PROVIDED INFORMATION start
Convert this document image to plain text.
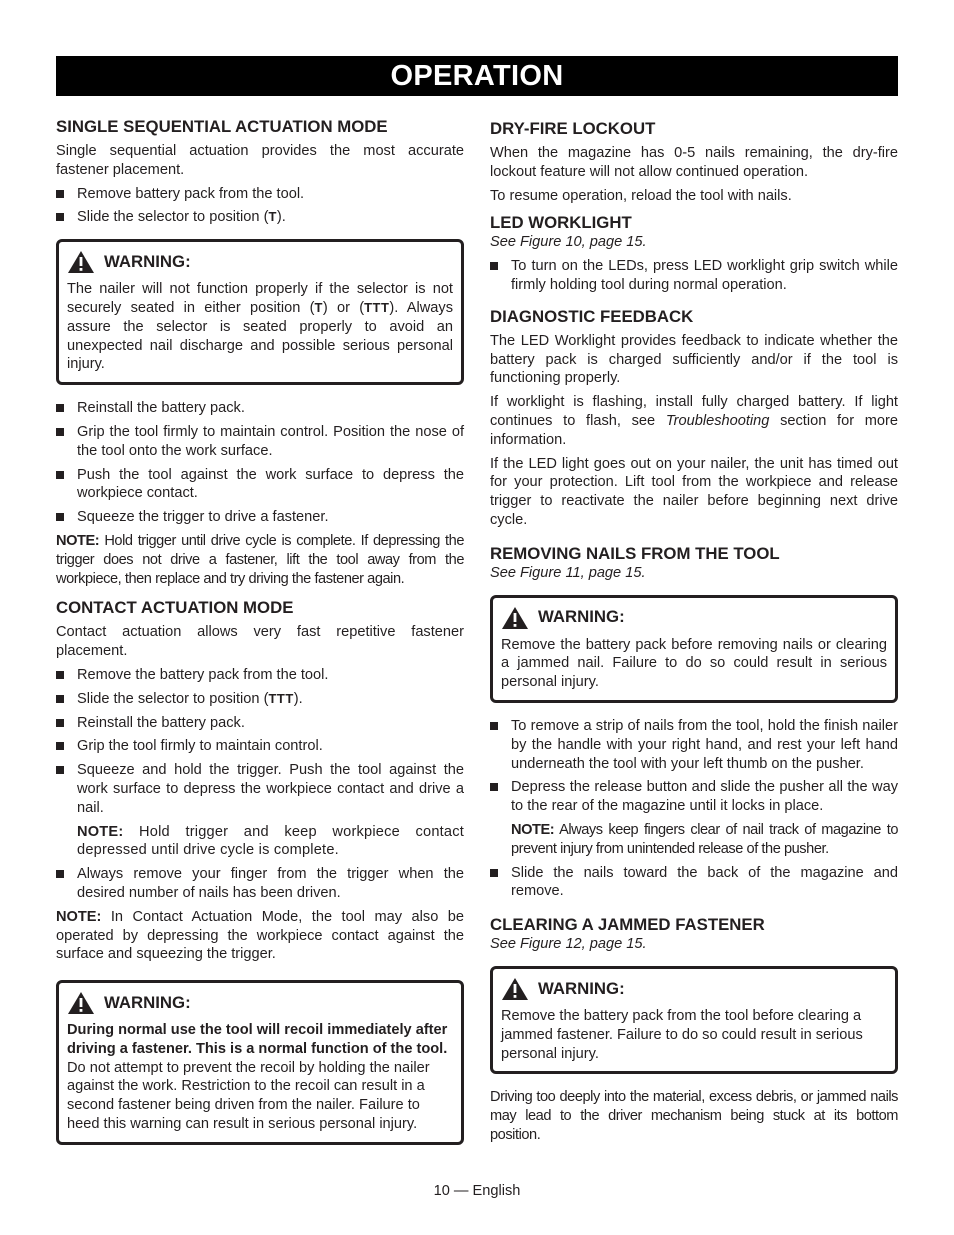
OPERATION
SINGLE SEQUENTIAL ACTUATION MODE

Single sequential actuation provides the most accurate fastener placement.

Remove battery pack from the tool.
Slide the selector to position (T).
WARNING:

The nailer will not function properly if the selector is not securely seated in either position (T) or (TTT). Always assure the selector is seated properly to avoid an unexpected nail discharge and possible serious personal injury.

Reinstall the battery pack.
Grip the tool firmly to maintain control. Position the nose of the tool onto the work surface.
Push the tool against the work surface to depress the workpiece contact.
Squeeze the trigger to drive a fastener.

NOTE: Hold trigger until drive cycle is complete. If depressing the trigger does not drive a fastener, lift the tool away from the workpiece, then replace and try driving the fastener again.

CONTACT ACTUATION MODE

Contact actuation allows very fast repetitive fastener placement.

Remove the battery pack from the tool.
Slide the selector to position (TTT).
Reinstall the battery pack.
Grip the tool firmly to maintain control.
Squeeze and hold the trigger. Push the tool against the work surface to depress the workpiece contact and drive a nail.

NOTE: Hold trigger and keep workpiece contact depressed until drive cycle is complete.

Always remove your finger from the trigger when the desired number of nails has been driven.

NOTE: In Contact Actuation Mode, the tool may also be operated by depressing the workpiece contact against the surface and squeezing the trigger.

WARNING:

During normal use the tool will recoil immediately after driving a fastener. This is a normal function of the tool. Do not attempt to prevent the recoil by holding the nailer against the work. Restriction to the recoil can result in a second fastener being driven from the nailer. Failure to heed this warning can result in serious personal injury.

DRY-FIRE LOCKOUT

When the magazine has 0-5 nails remaining, the dry-fire lockout feature will not allow continued operation.

To resume operation, reload the tool with nails.

LED WORKLIGHT

See Figure 10, page 15.

To turn on the LEDs, press LED worklight grip switch while firmly holding tool during normal operation.
DIAGNOSTIC FEEDBACK

The LED Worklight provides feedback to indicate whether the battery pack is charged sufficiently and/or if the tool is functioning properly.

If worklight is flashing, install fully charged battery. If light continues to flash, see Troubleshooting section for more information.

If the LED light goes out on your nailer, the unit has timed out for your protection. Lift tool from the workpiece and release trigger to reactivate the nailer before beginning next drive cycle.

REMOVING NAILS FROM THE TOOL

See Figure 11, page 15.

WARNING:

Remove the battery pack before removing nails or clearing a jammed nail. Failure to do so could result in serious personal injury.

To remove a strip of nails from the tool, hold the finish nailer by the handle with your right hand, and rest your left hand underneath the tool with your left thumb on the pusher.
Depress the release button and slide the pusher all the way to the rear of the magazine until it locks in place.

NOTE: Always keep fingers clear of nail track of magazine to prevent injury from unintended release of the pusher.

Slide the nails toward the back of the magazine and remove.
CLEARING A JAMMED FASTENER

See Figure 12, page 15.

WARNING:

Remove the battery pack from the tool before clearing a jammed fastener. Failure to do so could result in serious personal injury.

Driving too deeply into the material, excess debris, or jammed nails may lead to the driver mechanism being stuck at its bottom position.

10 — English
PROVIDED INFORMATION end
Take the listing above and restate it word for word, without its pictures.

Convert this document image to plain text.
OPERATION
SINGLE SEQUENTIAL ACTUATION MODE

Single sequential actuation provides the most accurate fastener placement.

Remove battery pack from the tool.
Slide the selector to position (T).
WARNING:

The nailer will not function properly if the selector is not securely seated in either position (T) or (TTT). Always assure the selector is seated properly to avoid an unexpected nail discharge and possible serious personal injury.

Reinstall the battery pack.
Grip the tool firmly to maintain control. Position the nose of the tool onto the work surface.
Push the tool against the work surface to depress the workpiece contact.
Squeeze the trigger to drive a fastener.

NOTE: Hold trigger until drive cycle is complete. If depressing the trigger does not drive a fastener, lift the tool away from the workpiece, then replace and try driving the fastener again.

CONTACT ACTUATION MODE

Contact actuation allows very fast repetitive fastener placement.

Remove the battery pack from the tool.
Slide the selector to position (TTT).
Reinstall the battery pack.
Grip the tool firmly to maintain control.
Squeeze and hold the trigger. Push the tool against the work surface to depress the workpiece contact and drive a nail.

NOTE: Hold trigger and keep workpiece contact depressed until drive cycle is complete.

Always remove your finger from the trigger when the desired number of nails has been driven.

NOTE: In Contact Actuation Mode, the tool may also be operated by depressing the workpiece contact against the surface and squeezing the trigger.

WARNING:

During normal use the tool will recoil immediately after driving a fastener. This is a normal function of the tool. Do not attempt to prevent the recoil by holding the nailer against the work. Restriction to the recoil can result in a second fastener being driven from the nailer. Failure to heed this warning can result in serious personal injury.

DRY-FIRE LOCKOUT

When the magazine has 0-5 nails remaining, the dry-fire lockout feature will not allow continued operation.

To resume operation, reload the tool with nails.

LED WORKLIGHT

See Figure 10, page 15.

To turn on the LEDs, press LED worklight grip switch while firmly holding tool during normal operation.
DIAGNOSTIC FEEDBACK

The LED Worklight provides feedback to indicate whether the battery pack is charged sufficiently and/or if the tool is functioning properly.

If worklight is flashing, install fully charged battery. If light continues to flash, see Troubleshooting section for more information.

If the LED light goes out on your nailer, the unit has timed out for your protection. Lift tool from the workpiece and release trigger to reactivate the nailer before beginning next drive cycle.

REMOVING NAILS FROM THE TOOL

See Figure 11, page 15.

WARNING:

Remove the battery pack before removing nails or clearing a jammed nail. Failure to do so could result in serious personal injury.

To remove a strip of nails from the tool, hold the finish nailer by the handle with your right hand, and rest your left hand underneath the tool with your left thumb on the pusher.
Depress the release button and slide the pusher all the way to the rear of the magazine until it locks in place.

NOTE: Always keep fingers clear of nail track of magazine to prevent injury from unintended release of the pusher.

Slide the nails toward the back of the magazine and remove.
CLEARING A JAMMED FASTENER

See Figure 12, page 15.

WARNING:

Remove the battery pack from the tool before clearing a jammed fastener. Failure to do so could result in serious personal injury.

Driving too deeply into the material, excess debris, or jammed nails may lead to the driver mechanism being stuck at its bottom position.

10 — English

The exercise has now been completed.